▶ **Page**:

# # # # # # #

In this work, an Ag–Pd ceramic alumina substrate, measuring 0.5 mm in thickness and 3 mm × 6 mm in dimensions, was employed to prepare interdigitated electrodes (IEs) as shown in Fig. 2. These IEs were subsequently utilized in the fabrication of the humidity sensor. Before coating the substrate with sensing materials, it was cleaned sequentially with acetone and de-ionized water using an ultrasonicator bath for 10 min. After these procedures, the substrate was dried using a nitrogen blow. The drop casting method, listed in the literature, was implemented for the humidity sensor’s fabrication. After the deposition of the sensing film, the electrodes were dried at room temperature [19, 20]. The humidity sensor was analyzed within a laboratory-based humidity control chamber. The chamber was adapted with an input and output valve to facilitate the flow of humid and dry nitrogen air. A Philips respironics humidifier was employed to increase the internal humidity level. Dry air was admitted through the inlet valve; simultaneously, humid air was released from an outlet valve, consequently reducing the relative humidity level. A broad range of relative humidity levels was gauged by measuring the sensor’s resistance and capacitance leveraging an MS5308 LCR meter. An RS-6109 humidity meter tracked the humidity level within the chamber. All evaluations were performed at ambient temperature.

# # # # # # #

▶ **Recorded information**:
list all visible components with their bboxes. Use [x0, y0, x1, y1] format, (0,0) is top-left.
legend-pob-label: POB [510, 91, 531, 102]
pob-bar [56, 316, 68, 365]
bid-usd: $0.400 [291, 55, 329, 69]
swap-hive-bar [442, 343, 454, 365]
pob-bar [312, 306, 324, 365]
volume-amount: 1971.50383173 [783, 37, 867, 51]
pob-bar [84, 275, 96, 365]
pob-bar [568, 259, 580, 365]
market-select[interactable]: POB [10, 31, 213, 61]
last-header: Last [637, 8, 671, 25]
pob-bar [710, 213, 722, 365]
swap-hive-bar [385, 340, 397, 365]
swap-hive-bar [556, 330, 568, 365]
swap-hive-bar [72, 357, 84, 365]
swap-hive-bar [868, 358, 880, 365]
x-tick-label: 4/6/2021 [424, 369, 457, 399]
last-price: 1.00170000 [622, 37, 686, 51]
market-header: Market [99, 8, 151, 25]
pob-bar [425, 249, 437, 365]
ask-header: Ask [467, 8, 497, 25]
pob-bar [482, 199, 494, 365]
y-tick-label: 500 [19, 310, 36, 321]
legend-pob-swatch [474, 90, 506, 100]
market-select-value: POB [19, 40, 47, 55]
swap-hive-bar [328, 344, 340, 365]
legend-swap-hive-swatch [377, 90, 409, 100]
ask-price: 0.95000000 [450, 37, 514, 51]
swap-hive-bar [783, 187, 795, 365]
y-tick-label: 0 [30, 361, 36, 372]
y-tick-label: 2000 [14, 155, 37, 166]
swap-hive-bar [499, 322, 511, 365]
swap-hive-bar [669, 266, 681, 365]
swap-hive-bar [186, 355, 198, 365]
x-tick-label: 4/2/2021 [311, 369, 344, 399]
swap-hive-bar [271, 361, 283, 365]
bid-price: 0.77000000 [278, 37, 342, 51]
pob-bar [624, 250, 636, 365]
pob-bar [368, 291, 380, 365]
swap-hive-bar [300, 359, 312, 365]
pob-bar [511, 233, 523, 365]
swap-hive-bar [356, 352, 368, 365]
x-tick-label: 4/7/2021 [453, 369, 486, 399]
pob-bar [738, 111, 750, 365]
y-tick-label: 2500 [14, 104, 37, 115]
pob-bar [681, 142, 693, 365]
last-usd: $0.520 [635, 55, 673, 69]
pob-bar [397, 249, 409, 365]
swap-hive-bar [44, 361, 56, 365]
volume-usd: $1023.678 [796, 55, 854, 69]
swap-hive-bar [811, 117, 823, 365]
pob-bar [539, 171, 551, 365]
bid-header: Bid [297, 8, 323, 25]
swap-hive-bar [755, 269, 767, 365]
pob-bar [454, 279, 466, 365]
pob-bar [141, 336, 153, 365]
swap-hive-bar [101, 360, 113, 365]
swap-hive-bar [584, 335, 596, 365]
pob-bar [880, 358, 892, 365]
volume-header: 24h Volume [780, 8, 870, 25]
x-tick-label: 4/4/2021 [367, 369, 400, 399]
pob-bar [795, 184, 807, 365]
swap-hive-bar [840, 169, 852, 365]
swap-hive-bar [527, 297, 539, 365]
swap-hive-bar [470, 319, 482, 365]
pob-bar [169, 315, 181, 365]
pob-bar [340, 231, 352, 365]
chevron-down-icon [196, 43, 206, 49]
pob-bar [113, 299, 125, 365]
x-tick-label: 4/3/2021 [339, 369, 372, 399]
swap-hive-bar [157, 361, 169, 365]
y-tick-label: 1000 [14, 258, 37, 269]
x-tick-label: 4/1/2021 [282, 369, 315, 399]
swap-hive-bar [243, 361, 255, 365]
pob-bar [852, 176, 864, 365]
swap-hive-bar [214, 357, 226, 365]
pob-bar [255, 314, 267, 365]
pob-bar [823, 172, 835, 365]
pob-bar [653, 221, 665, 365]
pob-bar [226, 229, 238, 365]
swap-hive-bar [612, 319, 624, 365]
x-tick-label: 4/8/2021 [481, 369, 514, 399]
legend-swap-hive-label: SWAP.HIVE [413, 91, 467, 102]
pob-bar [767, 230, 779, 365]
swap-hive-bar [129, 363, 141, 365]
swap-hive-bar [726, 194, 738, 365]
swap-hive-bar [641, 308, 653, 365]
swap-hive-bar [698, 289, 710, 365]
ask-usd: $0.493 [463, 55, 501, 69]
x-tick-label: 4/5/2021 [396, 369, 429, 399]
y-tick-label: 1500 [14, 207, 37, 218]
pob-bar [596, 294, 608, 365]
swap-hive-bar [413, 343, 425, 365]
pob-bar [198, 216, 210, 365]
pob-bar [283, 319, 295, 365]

# # # # # # #

▶ **What is being asked**: Repeat the humidity sensor text in full, word for word. The listing is separate material with no connection to the humidity sensor text.

▶ **The solution**:
In this work, an Ag–Pd ceramic alumina substrate, measuring 0.5 mm in thickness and 3 mm × 6 mm in dimensions, was employed to prepare interdigitated electrodes (IEs) as shown in Fig. 2. These IEs were subsequently utilized in the fabrication of the humidity sensor. Before coating the substrate with sensing materials, it was cleaned sequentially with acetone and de-ionized water using an ultrasonicator bath for 10 min. After these procedures, the substrate was dried using a nitrogen blow. The drop casting method, listed in the literature, was implemented for the humidity sensor’s fabrication. After the deposition of the sensing film, the electrodes were dried at room temperature [19, 20]. The humidity sensor was analyzed within a laboratory-based humidity control chamber. The chamber was adapted with an input and output valve to facilitate the flow of humid and dry nitrogen air. A Philips respironics humidifier was employed to increase the internal humidity level. Dry air was admitted through the inlet valve; simultaneously, humid air was released from an outlet valve, consequently reducing the relative humidity level. A broad range of relative humidity levels was gauged by measuring the sensor’s resistance and capacitance leveraging an MS5308 LCR meter. An RS-6109 humidity meter tracked the humidity level within the chamber. All evaluations were performed at ambient temperature.